• **What is being asked**
Every record below is to be retyped exactly.

>> START Record extracts

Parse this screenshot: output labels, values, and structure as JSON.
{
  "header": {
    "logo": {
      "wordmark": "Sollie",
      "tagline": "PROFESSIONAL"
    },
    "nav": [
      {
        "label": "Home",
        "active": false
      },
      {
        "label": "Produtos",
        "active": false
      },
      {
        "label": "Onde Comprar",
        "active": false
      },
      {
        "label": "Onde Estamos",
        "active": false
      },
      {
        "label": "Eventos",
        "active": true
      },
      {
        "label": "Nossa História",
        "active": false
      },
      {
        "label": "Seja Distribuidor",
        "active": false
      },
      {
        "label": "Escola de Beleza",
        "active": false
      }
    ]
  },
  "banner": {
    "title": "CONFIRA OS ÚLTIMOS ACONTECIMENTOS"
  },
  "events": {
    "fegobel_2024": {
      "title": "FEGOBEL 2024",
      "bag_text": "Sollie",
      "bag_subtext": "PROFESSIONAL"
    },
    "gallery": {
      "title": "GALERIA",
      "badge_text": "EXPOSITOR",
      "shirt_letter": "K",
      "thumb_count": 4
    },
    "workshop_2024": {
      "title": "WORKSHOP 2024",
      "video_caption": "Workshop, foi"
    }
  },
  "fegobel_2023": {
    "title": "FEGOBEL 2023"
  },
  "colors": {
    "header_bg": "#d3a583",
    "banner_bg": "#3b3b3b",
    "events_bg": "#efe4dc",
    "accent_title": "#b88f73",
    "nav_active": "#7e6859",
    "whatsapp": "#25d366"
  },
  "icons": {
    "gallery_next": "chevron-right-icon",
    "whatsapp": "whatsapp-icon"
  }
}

>> END Record extracts

• **Answer to this task**
Parse this screenshot: output labels, values, and structure as JSON.
{
  "header": {
    "logo": {
      "wordmark": "Sollie",
      "tagline": "PROFESSIONAL"
    },
    "nav": [
      {
        "label": "Home",
        "active": false
      },
      {
        "label": "Produtos",
        "active": false
      },
      {
        "label": "Onde Comprar",
        "active": false
      },
      {
        "label": "Onde Estamos",
        "active": false
      },
      {
        "label": "Eventos",
        "active": true
      },
      {
        "label": "Nossa História",
        "active": false
      },
      {
        "label": "Seja Distribuidor",
        "active": false
      },
      {
        "label": "Escola de Beleza",
        "active": false
      }
    ]
  },
  "banner": {
    "title": "CONFIRA OS ÚLTIMOS ACONTECIMENTOS"
  },
  "events": {
    "fegobel_2024": {
      "title": "FEGOBEL 2024",
      "bag_text": "Sollie",
      "bag_subtext": "PROFESSIONAL"
    },
    "gallery": {
      "title": "GALERIA",
      "badge_text": "EXPOSITOR",
      "shirt_letter": "K",
      "thumb_count": 4
    },
    "workshop_2024": {
      "title": "WORKSHOP 2024",
      "video_caption": "Workshop, foi"
    }
  },
  "fegobel_2023": {
    "title": "FEGOBEL 2023"
  },
  "colors": {
    "header_bg": "#d3a583",
    "banner_bg": "#3b3b3b",
    "events_bg": "#efe4dc",
    "accent_title": "#b88f73",
    "nav_active": "#7e6859",
    "whatsapp": "#25d366"
  },
  "icons": {
    "gallery_next": "chevron-right-icon",
    "whatsapp": "whatsapp-icon"
  }
}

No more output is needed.